### [DIRECTION]
Gather all lines from the material that contain "часов".

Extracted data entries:

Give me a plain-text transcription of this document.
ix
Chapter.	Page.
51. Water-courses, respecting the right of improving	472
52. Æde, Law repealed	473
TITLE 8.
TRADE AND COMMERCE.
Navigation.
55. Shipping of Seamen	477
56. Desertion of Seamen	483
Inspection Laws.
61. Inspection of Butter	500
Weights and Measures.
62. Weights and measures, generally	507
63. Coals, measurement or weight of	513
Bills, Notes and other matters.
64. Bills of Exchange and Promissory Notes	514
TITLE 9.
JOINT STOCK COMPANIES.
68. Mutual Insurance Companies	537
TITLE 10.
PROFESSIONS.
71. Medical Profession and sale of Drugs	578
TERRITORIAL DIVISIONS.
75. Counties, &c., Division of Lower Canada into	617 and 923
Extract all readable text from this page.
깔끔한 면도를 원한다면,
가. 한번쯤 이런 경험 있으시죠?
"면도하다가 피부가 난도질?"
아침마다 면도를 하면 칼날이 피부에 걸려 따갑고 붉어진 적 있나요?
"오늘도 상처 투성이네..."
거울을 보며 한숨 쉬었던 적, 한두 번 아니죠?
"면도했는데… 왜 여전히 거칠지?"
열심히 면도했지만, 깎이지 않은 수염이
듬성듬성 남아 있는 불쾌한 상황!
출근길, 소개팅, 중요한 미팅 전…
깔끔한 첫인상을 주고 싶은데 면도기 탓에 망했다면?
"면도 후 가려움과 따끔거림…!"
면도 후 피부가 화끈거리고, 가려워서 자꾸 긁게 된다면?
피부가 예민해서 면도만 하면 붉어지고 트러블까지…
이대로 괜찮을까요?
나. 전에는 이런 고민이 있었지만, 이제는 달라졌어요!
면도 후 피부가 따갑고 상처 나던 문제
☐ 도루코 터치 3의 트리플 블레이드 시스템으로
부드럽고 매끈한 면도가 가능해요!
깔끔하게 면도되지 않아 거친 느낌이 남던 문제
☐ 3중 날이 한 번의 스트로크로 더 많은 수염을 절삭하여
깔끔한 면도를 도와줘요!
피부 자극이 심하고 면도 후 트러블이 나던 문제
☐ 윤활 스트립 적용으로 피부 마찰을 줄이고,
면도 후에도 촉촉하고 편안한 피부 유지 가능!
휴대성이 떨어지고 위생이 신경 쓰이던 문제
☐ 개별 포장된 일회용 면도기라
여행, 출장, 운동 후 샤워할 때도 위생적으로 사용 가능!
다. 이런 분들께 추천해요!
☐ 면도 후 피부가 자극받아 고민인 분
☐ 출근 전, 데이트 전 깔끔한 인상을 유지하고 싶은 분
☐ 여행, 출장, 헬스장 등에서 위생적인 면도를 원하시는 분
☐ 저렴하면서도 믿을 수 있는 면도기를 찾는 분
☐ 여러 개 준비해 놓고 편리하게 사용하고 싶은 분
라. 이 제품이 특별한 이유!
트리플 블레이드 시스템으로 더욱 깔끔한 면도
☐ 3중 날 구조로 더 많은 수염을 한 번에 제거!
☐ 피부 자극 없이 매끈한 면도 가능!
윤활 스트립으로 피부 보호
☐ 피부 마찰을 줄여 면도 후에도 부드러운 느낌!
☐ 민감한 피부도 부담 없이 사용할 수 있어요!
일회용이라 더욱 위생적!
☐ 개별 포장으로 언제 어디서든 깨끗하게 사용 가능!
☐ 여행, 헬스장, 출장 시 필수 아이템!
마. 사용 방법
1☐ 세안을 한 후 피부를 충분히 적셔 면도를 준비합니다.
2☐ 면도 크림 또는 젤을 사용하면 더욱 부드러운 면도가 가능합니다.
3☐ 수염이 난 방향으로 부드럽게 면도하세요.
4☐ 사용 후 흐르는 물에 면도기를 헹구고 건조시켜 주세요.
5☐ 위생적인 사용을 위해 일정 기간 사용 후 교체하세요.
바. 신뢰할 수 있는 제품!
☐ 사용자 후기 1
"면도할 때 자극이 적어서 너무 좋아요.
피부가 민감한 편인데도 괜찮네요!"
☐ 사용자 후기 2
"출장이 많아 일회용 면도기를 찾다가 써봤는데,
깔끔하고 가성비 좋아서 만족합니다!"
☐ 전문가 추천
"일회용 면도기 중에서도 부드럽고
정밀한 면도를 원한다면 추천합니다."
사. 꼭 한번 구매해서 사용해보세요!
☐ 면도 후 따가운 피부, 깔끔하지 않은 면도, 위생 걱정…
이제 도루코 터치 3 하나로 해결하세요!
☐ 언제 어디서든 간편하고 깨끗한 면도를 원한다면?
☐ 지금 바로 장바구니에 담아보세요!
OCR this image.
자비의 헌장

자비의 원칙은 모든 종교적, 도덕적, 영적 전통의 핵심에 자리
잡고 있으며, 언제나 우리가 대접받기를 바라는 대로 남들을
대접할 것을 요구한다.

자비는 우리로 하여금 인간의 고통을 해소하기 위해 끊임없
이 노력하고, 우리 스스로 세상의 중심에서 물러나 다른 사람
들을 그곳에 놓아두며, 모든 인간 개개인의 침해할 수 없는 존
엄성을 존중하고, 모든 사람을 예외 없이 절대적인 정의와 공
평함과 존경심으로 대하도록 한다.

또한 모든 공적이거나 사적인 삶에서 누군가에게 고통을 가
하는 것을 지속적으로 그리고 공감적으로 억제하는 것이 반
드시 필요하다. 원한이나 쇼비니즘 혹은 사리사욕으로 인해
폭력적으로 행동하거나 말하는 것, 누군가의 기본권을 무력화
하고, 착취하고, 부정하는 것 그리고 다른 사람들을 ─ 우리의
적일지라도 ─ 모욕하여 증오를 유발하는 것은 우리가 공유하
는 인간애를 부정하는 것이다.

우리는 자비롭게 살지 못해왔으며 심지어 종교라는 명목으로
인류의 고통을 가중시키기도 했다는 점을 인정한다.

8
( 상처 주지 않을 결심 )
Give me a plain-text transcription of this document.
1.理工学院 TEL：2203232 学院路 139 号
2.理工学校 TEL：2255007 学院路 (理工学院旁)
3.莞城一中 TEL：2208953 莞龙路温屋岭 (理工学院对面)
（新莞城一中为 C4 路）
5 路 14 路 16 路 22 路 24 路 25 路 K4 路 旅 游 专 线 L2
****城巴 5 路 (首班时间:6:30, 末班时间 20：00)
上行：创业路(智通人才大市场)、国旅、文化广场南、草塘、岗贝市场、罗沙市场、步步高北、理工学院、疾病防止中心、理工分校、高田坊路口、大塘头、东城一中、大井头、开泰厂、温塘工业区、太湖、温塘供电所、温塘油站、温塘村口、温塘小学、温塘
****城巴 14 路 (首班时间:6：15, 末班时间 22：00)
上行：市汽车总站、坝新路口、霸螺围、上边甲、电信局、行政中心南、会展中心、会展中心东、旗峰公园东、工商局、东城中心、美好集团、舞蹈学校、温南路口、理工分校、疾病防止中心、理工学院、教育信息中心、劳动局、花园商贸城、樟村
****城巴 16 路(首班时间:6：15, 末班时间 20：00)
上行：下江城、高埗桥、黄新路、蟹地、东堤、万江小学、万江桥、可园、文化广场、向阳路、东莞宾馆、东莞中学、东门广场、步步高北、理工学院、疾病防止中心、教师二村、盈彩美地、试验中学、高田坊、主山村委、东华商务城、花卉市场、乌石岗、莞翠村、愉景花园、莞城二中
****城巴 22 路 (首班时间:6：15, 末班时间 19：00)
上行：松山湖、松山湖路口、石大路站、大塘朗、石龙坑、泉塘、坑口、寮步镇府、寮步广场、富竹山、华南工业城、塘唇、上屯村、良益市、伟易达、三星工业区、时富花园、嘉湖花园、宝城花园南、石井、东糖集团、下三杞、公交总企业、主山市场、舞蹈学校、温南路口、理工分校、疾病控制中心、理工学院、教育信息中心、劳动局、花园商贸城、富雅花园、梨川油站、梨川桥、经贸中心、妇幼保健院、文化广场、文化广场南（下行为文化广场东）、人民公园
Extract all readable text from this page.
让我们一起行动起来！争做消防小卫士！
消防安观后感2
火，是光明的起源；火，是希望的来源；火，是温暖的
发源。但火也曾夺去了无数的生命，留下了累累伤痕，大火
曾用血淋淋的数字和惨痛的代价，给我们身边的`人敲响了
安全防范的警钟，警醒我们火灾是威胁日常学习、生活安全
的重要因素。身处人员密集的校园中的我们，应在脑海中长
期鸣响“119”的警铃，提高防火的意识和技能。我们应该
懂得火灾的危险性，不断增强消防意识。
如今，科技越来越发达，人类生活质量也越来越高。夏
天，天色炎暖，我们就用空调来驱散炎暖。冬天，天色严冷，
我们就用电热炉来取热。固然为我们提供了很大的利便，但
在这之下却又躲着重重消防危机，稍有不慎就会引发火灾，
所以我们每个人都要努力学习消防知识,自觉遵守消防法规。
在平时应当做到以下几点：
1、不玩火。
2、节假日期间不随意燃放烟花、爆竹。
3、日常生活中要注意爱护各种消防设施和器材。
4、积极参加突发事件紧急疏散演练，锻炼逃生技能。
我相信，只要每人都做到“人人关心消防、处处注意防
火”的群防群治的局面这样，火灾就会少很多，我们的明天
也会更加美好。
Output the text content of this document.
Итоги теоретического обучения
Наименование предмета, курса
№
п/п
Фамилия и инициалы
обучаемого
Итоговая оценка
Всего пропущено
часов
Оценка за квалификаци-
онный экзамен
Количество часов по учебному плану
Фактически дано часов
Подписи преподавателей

### [EXPECTED ANSWER]
часов
Количество часов по учебному плану
Фактически дано часов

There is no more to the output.